**Written exercise:** Collect each line holding the string "this".

◆ ◆ ◆ ◆

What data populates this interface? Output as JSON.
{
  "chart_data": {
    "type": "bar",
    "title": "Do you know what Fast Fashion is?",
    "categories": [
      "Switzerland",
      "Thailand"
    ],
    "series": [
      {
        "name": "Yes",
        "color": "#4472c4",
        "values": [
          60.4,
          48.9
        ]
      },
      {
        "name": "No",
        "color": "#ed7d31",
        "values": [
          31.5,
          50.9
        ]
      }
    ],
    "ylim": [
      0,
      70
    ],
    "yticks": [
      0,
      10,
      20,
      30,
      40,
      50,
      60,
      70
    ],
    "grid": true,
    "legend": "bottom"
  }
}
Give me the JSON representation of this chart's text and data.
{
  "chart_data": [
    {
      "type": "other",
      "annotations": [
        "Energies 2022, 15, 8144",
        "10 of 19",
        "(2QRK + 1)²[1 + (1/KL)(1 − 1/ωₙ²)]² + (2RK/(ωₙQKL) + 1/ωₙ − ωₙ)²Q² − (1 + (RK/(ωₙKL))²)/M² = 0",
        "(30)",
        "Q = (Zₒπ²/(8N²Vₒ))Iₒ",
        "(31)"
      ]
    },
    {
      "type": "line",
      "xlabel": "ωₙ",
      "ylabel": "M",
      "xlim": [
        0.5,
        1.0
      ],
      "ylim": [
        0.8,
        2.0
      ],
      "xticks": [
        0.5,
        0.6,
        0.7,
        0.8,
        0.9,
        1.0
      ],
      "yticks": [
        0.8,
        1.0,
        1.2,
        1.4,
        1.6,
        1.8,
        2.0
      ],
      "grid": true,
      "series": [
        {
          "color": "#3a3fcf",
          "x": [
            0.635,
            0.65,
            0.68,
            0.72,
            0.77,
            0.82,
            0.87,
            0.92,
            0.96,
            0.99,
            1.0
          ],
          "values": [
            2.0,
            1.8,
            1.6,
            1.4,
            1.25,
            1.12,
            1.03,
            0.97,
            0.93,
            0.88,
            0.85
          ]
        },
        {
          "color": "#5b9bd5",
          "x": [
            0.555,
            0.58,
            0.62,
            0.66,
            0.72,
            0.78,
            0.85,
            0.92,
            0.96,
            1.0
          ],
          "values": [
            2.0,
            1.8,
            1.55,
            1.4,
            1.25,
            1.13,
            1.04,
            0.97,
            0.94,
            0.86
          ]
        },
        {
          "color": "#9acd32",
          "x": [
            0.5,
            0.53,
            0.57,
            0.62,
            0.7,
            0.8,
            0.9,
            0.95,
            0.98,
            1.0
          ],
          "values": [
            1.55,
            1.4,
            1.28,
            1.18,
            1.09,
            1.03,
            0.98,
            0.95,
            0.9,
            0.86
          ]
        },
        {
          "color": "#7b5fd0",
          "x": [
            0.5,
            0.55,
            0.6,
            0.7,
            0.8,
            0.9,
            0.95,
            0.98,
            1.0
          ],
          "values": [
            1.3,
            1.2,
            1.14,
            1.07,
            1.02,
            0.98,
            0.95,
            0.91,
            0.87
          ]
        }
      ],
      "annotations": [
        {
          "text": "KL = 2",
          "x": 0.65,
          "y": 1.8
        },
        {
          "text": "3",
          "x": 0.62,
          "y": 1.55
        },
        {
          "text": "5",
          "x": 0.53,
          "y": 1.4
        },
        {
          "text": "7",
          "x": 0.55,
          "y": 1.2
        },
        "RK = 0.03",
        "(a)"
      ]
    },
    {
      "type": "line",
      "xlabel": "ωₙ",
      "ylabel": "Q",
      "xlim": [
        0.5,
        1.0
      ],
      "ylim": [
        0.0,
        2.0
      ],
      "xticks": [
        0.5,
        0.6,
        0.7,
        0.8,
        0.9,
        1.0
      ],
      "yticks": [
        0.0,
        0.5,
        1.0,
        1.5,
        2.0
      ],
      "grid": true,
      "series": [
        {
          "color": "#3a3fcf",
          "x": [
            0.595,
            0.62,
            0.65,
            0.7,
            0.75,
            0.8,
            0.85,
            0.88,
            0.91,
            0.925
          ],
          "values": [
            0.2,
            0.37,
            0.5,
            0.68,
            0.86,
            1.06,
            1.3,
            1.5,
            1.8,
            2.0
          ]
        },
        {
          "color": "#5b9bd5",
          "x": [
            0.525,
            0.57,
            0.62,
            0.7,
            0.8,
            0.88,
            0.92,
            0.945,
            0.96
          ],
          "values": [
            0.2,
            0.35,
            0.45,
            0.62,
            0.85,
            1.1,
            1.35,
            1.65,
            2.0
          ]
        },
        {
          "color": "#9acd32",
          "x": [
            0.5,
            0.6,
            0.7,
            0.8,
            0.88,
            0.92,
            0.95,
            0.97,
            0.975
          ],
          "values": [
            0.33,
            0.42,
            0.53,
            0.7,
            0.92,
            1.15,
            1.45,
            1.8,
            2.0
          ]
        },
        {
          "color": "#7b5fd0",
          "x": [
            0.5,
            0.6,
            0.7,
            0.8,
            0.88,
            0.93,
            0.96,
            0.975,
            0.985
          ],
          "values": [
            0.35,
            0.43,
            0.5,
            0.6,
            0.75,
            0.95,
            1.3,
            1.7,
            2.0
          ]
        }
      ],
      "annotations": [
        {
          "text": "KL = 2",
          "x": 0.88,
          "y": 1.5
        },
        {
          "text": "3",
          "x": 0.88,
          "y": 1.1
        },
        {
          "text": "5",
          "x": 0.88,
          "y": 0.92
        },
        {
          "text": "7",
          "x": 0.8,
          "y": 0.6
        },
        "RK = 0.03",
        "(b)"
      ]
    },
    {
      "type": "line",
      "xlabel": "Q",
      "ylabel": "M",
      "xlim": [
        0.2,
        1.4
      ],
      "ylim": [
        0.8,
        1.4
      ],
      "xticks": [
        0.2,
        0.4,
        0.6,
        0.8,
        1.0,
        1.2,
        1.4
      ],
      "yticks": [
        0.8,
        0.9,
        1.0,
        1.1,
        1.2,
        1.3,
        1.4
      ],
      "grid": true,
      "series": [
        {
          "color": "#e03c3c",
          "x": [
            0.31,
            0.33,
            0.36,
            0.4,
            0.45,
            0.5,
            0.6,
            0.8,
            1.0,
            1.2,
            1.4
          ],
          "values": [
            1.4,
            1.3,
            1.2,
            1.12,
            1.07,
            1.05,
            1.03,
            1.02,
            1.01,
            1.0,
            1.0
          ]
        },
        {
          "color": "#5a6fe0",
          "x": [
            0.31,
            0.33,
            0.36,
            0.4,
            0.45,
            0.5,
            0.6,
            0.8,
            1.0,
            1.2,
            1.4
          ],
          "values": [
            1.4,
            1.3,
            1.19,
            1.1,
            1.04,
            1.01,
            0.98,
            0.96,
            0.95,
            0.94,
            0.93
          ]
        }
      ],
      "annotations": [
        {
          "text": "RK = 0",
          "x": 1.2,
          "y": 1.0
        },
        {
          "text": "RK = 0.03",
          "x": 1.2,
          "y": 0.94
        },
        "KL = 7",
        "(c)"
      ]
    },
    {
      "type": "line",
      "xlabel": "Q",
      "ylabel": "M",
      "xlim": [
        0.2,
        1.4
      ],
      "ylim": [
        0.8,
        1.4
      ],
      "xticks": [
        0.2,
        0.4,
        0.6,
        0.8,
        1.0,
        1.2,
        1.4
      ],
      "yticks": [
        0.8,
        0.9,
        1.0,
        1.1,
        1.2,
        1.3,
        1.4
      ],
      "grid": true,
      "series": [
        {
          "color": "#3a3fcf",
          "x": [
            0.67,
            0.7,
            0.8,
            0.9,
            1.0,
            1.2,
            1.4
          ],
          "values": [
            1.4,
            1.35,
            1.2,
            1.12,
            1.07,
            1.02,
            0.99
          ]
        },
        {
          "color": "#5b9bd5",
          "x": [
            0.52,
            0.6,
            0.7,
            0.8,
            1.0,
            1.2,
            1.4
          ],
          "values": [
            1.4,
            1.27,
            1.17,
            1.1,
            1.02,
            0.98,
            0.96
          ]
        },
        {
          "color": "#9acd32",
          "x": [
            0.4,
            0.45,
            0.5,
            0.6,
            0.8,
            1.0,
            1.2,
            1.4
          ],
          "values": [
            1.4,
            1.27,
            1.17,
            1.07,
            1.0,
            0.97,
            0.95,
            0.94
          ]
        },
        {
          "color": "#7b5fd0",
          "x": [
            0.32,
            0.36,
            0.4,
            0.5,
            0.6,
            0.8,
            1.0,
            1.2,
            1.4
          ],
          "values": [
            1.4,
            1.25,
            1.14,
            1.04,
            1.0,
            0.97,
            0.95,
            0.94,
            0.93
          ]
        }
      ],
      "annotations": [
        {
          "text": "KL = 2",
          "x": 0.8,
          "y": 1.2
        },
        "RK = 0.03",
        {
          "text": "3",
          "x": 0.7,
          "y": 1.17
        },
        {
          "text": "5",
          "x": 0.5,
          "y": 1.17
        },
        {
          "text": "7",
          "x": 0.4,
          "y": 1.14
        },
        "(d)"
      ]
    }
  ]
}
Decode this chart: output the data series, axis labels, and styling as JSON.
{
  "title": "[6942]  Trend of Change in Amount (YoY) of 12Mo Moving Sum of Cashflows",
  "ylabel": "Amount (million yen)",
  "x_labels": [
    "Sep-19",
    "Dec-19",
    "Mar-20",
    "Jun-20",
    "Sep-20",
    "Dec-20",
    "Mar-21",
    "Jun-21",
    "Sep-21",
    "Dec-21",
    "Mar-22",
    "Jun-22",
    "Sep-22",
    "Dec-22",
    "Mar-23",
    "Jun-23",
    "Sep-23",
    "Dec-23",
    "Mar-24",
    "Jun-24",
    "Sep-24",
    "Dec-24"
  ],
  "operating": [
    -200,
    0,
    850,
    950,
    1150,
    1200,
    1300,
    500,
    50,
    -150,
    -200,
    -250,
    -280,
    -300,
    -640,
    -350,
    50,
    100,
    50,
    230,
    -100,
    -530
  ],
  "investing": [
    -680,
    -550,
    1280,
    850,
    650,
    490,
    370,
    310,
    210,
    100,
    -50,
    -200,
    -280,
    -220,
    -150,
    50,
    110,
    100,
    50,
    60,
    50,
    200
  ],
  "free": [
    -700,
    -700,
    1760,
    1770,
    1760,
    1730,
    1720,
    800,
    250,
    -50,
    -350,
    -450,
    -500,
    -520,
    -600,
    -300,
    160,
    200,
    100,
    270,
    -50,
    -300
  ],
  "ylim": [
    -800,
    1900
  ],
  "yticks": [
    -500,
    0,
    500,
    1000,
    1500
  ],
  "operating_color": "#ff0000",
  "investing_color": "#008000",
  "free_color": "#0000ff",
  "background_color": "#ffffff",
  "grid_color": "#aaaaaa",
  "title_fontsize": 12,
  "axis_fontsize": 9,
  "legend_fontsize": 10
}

◆ ◆ ◆ ◆

**Task result:**
What data populates this interface? Output as JSON.
Give me the JSON representation of this chart's text and data.
Decode this chart: output the data series, axis labels, and styling as JSON.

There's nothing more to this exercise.